> _REQUIREMENT_
Everything in the data should be repeated exactly, save for the images.

▼▼▼

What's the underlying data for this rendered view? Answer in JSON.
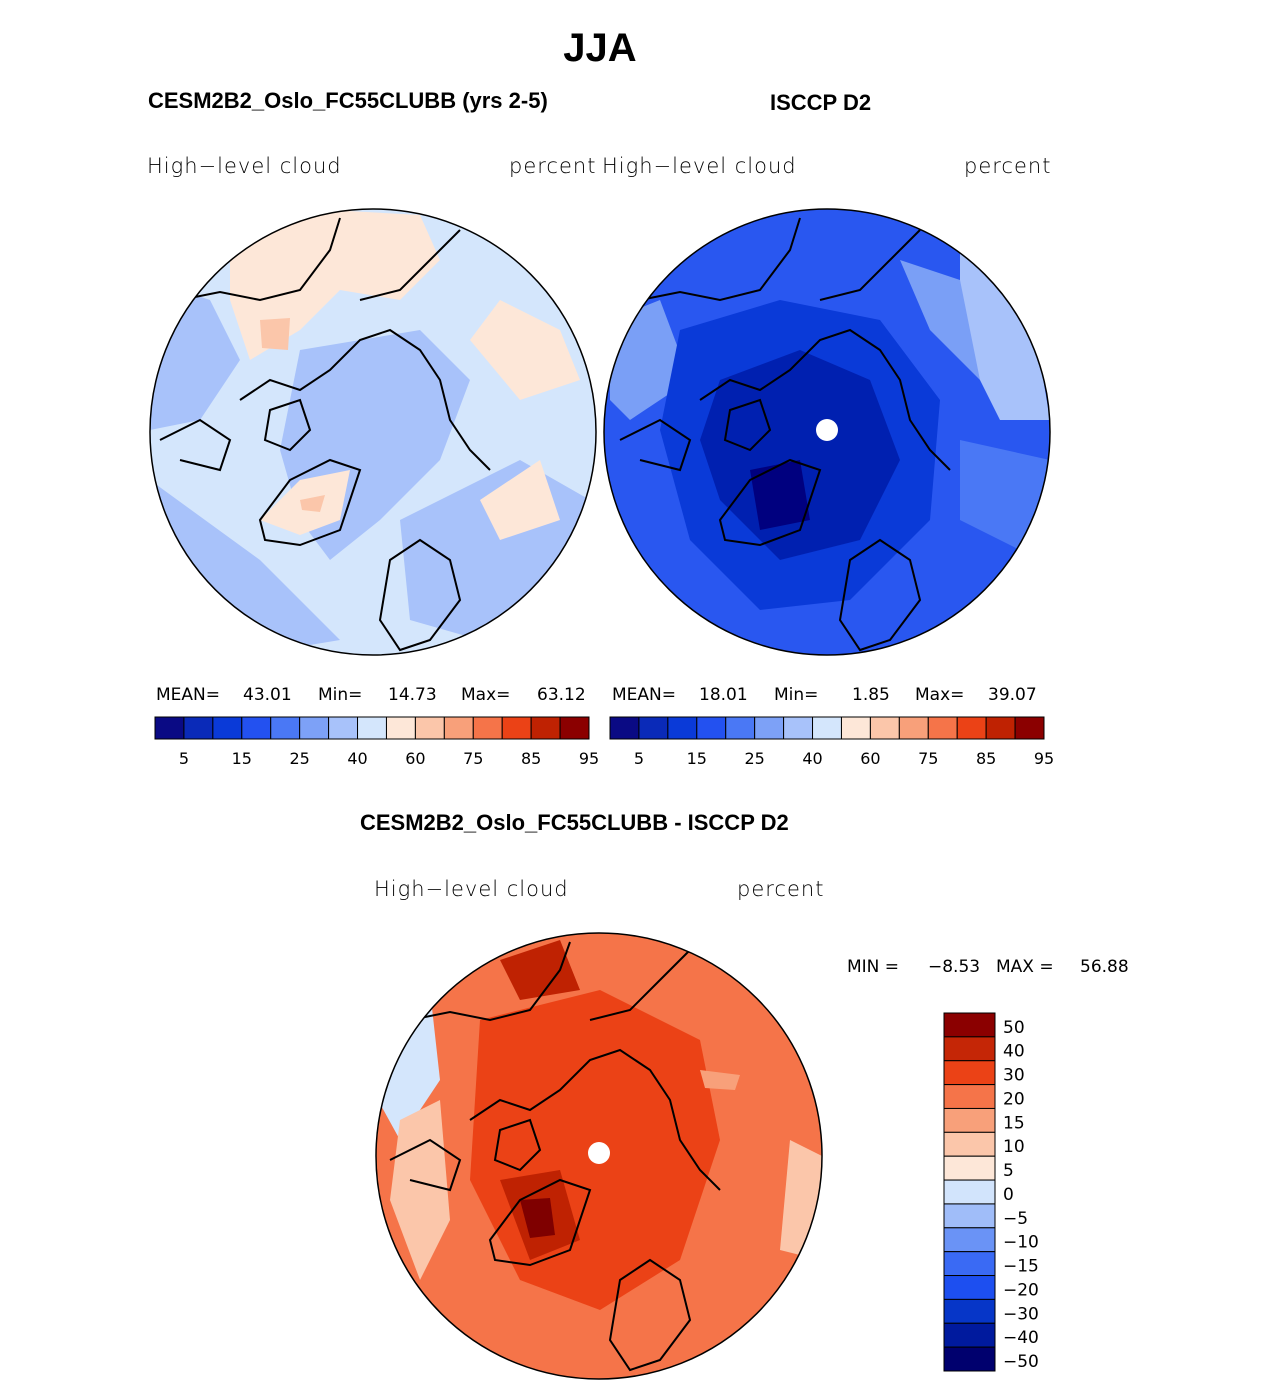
{
  "page_title": "JJA",
  "colors": {
    "scale_13": [
      "#00007f",
      "#0020b0",
      "#0a3ad8",
      "#2957f0",
      "#4a78f5",
      "#7a9ff6",
      "#a8c2fa",
      "#d4e6fc",
      "#fde7d8",
      "#fbc6aa",
      "#f8a07a",
      "#f57449",
      "#eb4216",
      "#bf2202",
      "#7f0000"
    ],
    "cb_main": [
      "#0a0a84",
      "#0a2ab8",
      "#0a3ad8",
      "#2351f0",
      "#4a78f5",
      "#7da1f7",
      "#a8c2fa",
      "#d4e6fc",
      "#fde7d8",
      "#fbc6aa",
      "#f8a07a",
      "#f57449",
      "#eb4216",
      "#bf2202",
      "#8b0000"
    ],
    "cb_diff": [
      "#00006e",
      "#001a9e",
      "#0636c8",
      "#1d4ff0",
      "#3a6af4",
      "#6a93f6",
      "#a0bdf9",
      "#d2e4fc",
      "#fde7d8",
      "#fbc6aa",
      "#f8a07a",
      "#f57449",
      "#eb4216",
      "#c52606",
      "#8b0000"
    ]
  },
  "panels": [
    {
      "title": "CESM2B2_Oslo_FC55CLUBB (yrs 2-5)",
      "variable": "High−level  cloud",
      "units": "percent",
      "mean_label": "MEAN=",
      "mean_value": "43.01",
      "min_label": "Min=",
      "min_value": "14.73",
      "max_label": "Max=",
      "max_value": "63.12"
    },
    {
      "title": "ISCCP D2",
      "variable": "High−level  cloud",
      "units": "percent",
      "mean_label": "MEAN=",
      "mean_value": "18.01",
      "min_label": "Min=",
      "min_value": "1.85",
      "max_label": "Max=",
      "max_value": "39.07"
    },
    {
      "title": "CESM2B2_Oslo_FC55CLUBB - ISCCP D2",
      "variable": "High−level  cloud",
      "units": "percent",
      "min_label": "MIN =",
      "min_value": "−8.53",
      "max_label": "MAX =",
      "max_value": "56.88"
    }
  ],
  "chart_data": [
    {
      "type": "heatmap",
      "projection": "north polar stereographic",
      "title": "CESM2B2_Oslo_FC55CLUBB (yrs 2-5)",
      "variable": "High-level cloud",
      "units": "percent",
      "stats": {
        "mean": 43.01,
        "min": 14.73,
        "max": 63.12
      },
      "colorbar_levels": [
        5,
        10,
        15,
        20,
        25,
        30,
        40,
        50,
        60,
        65,
        75,
        80,
        85,
        90,
        95
      ],
      "colorbar_tick_labels": [
        "5",
        "15",
        "25",
        "40",
        "60",
        "75",
        "85",
        "95"
      ]
    },
    {
      "type": "heatmap",
      "projection": "north polar stereographic",
      "title": "ISCCP D2",
      "variable": "High-level cloud",
      "units": "percent",
      "stats": {
        "mean": 18.01,
        "min": 1.85,
        "max": 39.07
      },
      "colorbar_levels": [
        5,
        10,
        15,
        20,
        25,
        30,
        40,
        50,
        60,
        65,
        75,
        80,
        85,
        90,
        95
      ],
      "colorbar_tick_labels": [
        "5",
        "15",
        "25",
        "40",
        "60",
        "75",
        "85",
        "95"
      ]
    },
    {
      "type": "heatmap",
      "projection": "north polar stereographic",
      "title": "CESM2B2_Oslo_FC55CLUBB - ISCCP D2",
      "variable": "High-level cloud",
      "units": "percent",
      "stats": {
        "min": -8.53,
        "max": 56.88
      },
      "colorbar_tick_labels": [
        "50",
        "40",
        "30",
        "20",
        "15",
        "10",
        "5",
        "0",
        "−5",
        "−10",
        "−15",
        "−20",
        "−30",
        "−40",
        "−50"
      ]
    }
  ]
}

▲▲▲

> _SOLUTION TO THE PROBLEM_
What's the underlying data for this rendered view? Answer in JSON.
{
  "page_title": "JJA",
  "colors": {
    "scale_13": [
      "#00007f",
      "#0020b0",
      "#0a3ad8",
      "#2957f0",
      "#4a78f5",
      "#7a9ff6",
      "#a8c2fa",
      "#d4e6fc",
      "#fde7d8",
      "#fbc6aa",
      "#f8a07a",
      "#f57449",
      "#eb4216",
      "#bf2202",
      "#7f0000"
    ],
    "cb_main": [
      "#0a0a84",
      "#0a2ab8",
      "#0a3ad8",
      "#2351f0",
      "#4a78f5",
      "#7da1f7",
      "#a8c2fa",
      "#d4e6fc",
      "#fde7d8",
      "#fbc6aa",
      "#f8a07a",
      "#f57449",
      "#eb4216",
      "#bf2202",
      "#8b0000"
    ],
    "cb_diff": [
      "#00006e",
      "#001a9e",
      "#0636c8",
      "#1d4ff0",
      "#3a6af4",
      "#6a93f6",
      "#a0bdf9",
      "#d2e4fc",
      "#fde7d8",
      "#fbc6aa",
      "#f8a07a",
      "#f57449",
      "#eb4216",
      "#c52606",
      "#8b0000"
    ]
  },
  "panels": [
    {
      "title": "CESM2B2_Oslo_FC55CLUBB (yrs 2-5)",
      "variable": "High−level  cloud",
      "units": "percent",
      "mean_label": "MEAN=",
      "mean_value": "43.01",
      "min_label": "Min=",
      "min_value": "14.73",
      "max_label": "Max=",
      "max_value": "63.12"
    },
    {
      "title": "ISCCP D2",
      "variable": "High−level  cloud",
      "units": "percent",
      "mean_label": "MEAN=",
      "mean_value": "18.01",
      "min_label": "Min=",
      "min_value": "1.85",
      "max_label": "Max=",
      "max_value": "39.07"
    },
    {
      "title": "CESM2B2_Oslo_FC55CLUBB - ISCCP D2",
      "variable": "High−level  cloud",
      "units": "percent",
      "min_label": "MIN =",
      "min_value": "−8.53",
      "max_label": "MAX =",
      "max_value": "56.88"
    }
  ],
  "chart_data": [
    {
      "type": "heatmap",
      "projection": "north polar stereographic",
      "title": "CESM2B2_Oslo_FC55CLUBB (yrs 2-5)",
      "variable": "High-level cloud",
      "units": "percent",
      "stats": {
        "mean": 43.01,
        "min": 14.73,
        "max": 63.12
      },
      "colorbar_levels": [
        5,
        10,
        15,
        20,
        25,
        30,
        40,
        50,
        60,
        65,
        75,
        80,
        85,
        90,
        95
      ],
      "colorbar_tick_labels": [
        "5",
        "15",
        "25",
        "40",
        "60",
        "75",
        "85",
        "95"
      ]
    },
    {
      "type": "heatmap",
      "projection": "north polar stereographic",
      "title": "ISCCP D2",
      "variable": "High-level cloud",
      "units": "percent",
      "stats": {
        "mean": 18.01,
        "min": 1.85,
        "max": 39.07
      },
      "colorbar_levels": [
        5,
        10,
        15,
        20,
        25,
        30,
        40,
        50,
        60,
        65,
        75,
        80,
        85,
        90,
        95
      ],
      "colorbar_tick_labels": [
        "5",
        "15",
        "25",
        "40",
        "60",
        "75",
        "85",
        "95"
      ]
    },
    {
      "type": "heatmap",
      "projection": "north polar stereographic",
      "title": "CESM2B2_Oslo_FC55CLUBB - ISCCP D2",
      "variable": "High-level cloud",
      "units": "percent",
      "stats": {
        "min": -8.53,
        "max": 56.88
      },
      "colorbar_tick_labels": [
        "50",
        "40",
        "30",
        "20",
        "15",
        "10",
        "5",
        "0",
        "−5",
        "−10",
        "−15",
        "−20",
        "−30",
        "−40",
        "−50"
      ]
    }
  ]
}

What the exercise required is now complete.